Your instructions → From the entries that follow, gather each line holding the word "right".

╭──

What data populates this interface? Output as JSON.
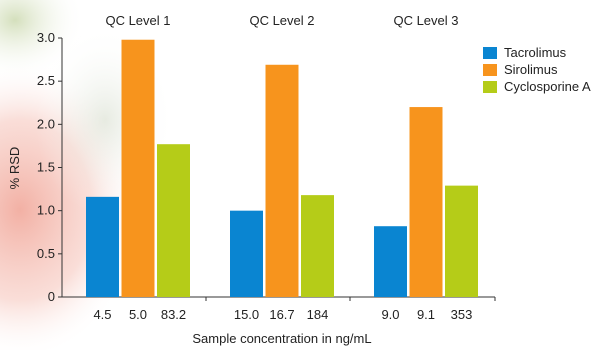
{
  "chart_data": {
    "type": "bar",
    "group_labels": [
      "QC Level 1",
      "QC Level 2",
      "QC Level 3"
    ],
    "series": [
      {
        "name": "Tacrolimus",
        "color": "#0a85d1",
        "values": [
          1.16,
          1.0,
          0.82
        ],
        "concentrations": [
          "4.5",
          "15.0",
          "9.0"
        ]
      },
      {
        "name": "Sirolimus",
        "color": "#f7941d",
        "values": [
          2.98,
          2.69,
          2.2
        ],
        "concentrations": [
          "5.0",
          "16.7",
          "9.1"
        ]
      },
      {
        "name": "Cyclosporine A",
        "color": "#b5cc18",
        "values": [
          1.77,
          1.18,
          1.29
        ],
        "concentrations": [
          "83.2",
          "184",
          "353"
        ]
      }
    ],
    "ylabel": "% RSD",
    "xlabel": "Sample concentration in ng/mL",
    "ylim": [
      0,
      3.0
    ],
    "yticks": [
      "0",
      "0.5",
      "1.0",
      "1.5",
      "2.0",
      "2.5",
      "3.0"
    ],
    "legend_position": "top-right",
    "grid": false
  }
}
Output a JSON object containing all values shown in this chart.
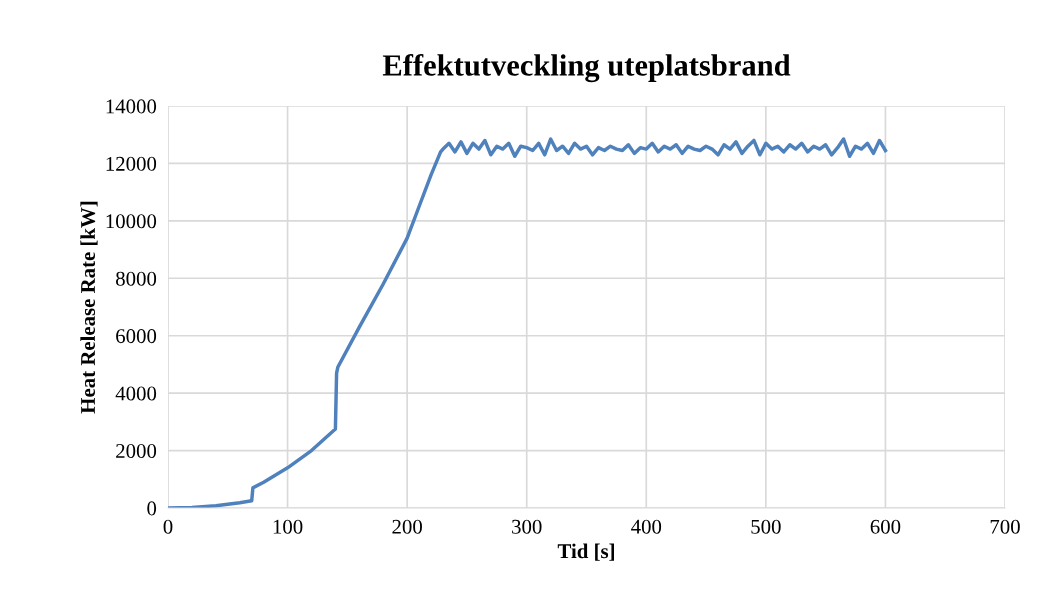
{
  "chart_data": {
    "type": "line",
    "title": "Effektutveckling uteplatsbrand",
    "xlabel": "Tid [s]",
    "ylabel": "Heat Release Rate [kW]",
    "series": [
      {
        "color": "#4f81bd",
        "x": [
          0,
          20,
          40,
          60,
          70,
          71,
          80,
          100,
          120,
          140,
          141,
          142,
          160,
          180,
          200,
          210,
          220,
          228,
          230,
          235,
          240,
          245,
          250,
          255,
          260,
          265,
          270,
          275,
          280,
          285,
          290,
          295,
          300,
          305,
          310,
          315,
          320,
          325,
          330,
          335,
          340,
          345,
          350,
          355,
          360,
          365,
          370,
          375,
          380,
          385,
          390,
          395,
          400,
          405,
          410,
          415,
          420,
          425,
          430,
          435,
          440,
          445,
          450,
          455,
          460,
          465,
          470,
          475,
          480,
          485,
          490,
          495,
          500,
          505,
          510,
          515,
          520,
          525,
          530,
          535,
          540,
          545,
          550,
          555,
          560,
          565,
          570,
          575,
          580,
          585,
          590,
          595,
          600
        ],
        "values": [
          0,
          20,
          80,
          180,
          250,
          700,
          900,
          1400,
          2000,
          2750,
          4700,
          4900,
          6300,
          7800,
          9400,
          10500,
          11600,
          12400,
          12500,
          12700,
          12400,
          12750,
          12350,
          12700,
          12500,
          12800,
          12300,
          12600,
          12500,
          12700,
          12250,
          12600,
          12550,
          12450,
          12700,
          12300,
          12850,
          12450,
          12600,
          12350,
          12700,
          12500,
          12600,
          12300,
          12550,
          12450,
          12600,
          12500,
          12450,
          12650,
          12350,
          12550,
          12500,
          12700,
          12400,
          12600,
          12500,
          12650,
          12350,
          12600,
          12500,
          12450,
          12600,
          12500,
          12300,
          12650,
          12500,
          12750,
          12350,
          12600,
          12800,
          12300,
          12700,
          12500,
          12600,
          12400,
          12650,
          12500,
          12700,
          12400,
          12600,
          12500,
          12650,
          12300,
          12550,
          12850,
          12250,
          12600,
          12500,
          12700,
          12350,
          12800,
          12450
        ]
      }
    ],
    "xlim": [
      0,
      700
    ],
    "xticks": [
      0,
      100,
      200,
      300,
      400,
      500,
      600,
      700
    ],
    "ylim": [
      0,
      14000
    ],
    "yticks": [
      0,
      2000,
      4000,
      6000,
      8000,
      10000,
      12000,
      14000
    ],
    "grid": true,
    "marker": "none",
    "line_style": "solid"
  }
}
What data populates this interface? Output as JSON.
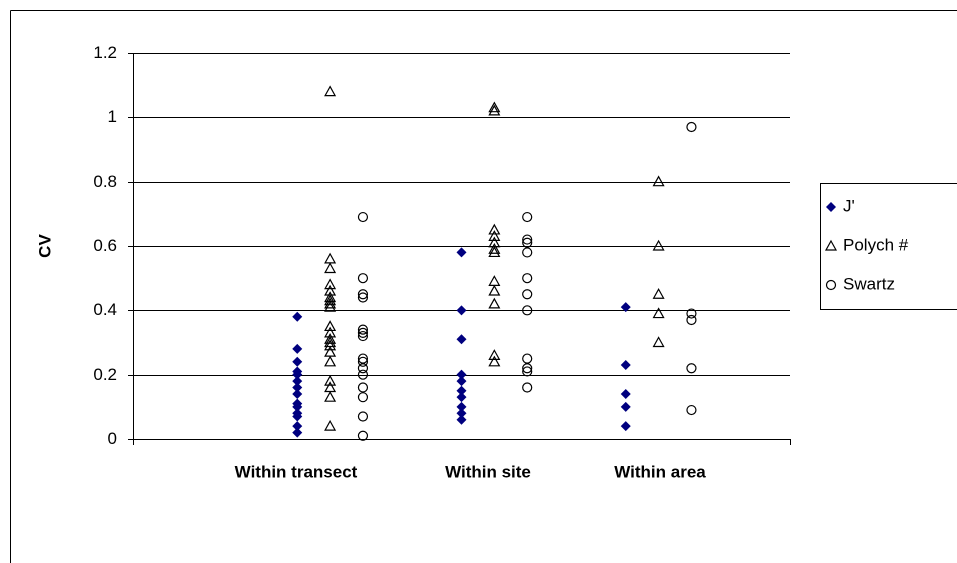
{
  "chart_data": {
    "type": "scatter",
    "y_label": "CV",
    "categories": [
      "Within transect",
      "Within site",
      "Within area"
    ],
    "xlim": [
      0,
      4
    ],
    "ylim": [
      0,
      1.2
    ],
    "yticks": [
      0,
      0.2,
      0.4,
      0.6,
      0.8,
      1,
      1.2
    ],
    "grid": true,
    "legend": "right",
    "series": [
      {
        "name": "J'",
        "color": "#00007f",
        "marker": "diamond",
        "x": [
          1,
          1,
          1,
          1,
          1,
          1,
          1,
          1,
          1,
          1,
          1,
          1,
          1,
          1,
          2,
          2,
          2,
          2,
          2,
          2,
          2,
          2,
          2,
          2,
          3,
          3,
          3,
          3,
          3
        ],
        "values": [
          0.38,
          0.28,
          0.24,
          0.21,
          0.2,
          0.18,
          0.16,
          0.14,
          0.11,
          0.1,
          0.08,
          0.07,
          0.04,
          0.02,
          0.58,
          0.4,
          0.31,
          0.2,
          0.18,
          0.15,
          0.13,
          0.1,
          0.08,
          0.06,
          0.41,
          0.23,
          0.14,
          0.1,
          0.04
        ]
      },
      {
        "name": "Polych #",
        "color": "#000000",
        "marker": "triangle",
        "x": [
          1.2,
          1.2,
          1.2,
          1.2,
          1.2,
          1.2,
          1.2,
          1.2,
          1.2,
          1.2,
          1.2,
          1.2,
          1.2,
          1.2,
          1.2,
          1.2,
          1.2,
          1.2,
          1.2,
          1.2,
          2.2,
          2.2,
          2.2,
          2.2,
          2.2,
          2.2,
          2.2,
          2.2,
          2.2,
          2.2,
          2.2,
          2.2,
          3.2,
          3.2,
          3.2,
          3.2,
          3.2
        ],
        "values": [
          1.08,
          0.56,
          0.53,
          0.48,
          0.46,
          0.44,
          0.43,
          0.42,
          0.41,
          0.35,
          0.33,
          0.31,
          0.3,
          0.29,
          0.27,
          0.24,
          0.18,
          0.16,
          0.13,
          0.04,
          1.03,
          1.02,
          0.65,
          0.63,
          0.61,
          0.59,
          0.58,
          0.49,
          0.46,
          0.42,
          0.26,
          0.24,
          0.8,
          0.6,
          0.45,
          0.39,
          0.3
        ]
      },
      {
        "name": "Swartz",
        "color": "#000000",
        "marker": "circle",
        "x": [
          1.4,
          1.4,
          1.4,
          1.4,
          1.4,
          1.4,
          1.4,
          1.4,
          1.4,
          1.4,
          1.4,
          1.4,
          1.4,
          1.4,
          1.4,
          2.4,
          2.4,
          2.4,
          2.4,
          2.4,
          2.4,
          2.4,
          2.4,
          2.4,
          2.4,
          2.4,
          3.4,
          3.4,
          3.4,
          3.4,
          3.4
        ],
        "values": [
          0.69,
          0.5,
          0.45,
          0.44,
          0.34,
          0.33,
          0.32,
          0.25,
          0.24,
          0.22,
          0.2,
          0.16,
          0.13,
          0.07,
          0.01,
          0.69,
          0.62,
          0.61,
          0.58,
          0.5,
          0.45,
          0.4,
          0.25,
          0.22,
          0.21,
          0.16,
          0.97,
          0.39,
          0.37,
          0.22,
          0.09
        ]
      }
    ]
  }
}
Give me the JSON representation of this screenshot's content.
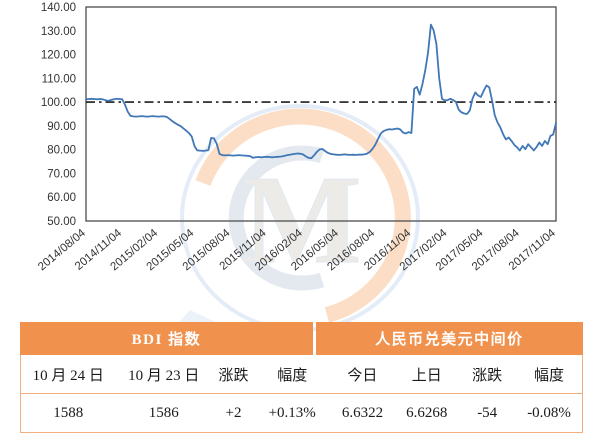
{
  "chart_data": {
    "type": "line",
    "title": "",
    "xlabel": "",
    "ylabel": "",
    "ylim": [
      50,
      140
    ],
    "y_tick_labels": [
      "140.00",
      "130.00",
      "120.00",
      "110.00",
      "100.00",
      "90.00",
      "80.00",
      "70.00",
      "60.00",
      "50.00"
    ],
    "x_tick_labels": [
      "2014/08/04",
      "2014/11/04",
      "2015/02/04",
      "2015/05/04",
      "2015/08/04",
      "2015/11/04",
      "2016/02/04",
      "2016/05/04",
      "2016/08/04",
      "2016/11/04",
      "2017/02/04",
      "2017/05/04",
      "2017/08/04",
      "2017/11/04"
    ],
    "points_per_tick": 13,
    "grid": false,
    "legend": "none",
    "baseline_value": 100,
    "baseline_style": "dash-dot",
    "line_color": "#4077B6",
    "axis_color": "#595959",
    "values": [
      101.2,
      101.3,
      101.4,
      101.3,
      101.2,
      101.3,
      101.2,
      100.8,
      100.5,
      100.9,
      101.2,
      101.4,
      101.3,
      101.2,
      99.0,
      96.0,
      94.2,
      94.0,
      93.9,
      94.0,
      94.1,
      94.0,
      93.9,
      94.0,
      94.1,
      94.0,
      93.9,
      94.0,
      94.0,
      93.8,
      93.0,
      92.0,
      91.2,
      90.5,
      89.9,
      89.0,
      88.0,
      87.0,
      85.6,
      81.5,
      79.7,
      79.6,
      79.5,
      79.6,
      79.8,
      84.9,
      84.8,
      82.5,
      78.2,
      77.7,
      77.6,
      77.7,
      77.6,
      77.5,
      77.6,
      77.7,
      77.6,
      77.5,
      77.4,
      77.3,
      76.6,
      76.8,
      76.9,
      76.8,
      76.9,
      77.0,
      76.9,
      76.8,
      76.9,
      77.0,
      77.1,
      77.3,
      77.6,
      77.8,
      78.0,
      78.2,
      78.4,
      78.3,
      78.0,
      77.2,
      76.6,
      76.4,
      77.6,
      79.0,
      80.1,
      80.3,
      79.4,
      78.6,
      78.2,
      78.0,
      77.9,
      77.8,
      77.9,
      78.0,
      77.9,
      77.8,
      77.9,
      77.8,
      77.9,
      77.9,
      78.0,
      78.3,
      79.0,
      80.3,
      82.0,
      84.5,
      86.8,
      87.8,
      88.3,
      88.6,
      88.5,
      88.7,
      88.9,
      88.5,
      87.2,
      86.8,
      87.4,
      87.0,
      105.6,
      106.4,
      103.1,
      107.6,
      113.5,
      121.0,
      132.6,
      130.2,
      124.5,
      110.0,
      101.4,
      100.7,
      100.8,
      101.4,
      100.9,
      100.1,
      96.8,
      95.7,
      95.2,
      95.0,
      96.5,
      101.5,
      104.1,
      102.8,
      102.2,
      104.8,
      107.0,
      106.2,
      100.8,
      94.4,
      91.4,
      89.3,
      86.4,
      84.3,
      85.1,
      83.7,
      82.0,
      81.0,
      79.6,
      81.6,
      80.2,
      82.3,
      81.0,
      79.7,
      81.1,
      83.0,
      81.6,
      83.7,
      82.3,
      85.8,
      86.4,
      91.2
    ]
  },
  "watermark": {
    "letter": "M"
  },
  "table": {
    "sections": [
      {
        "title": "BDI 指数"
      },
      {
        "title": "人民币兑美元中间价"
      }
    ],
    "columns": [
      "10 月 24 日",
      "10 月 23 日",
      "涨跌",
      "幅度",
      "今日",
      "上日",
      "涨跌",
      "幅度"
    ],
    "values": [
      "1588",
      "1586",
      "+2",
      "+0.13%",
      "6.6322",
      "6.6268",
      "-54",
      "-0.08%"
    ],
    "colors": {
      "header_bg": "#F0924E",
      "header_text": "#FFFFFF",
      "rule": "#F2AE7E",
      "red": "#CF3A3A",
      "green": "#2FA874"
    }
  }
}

╰──

Expected output →
    "legend_position": "top-right",
    "legend": "right",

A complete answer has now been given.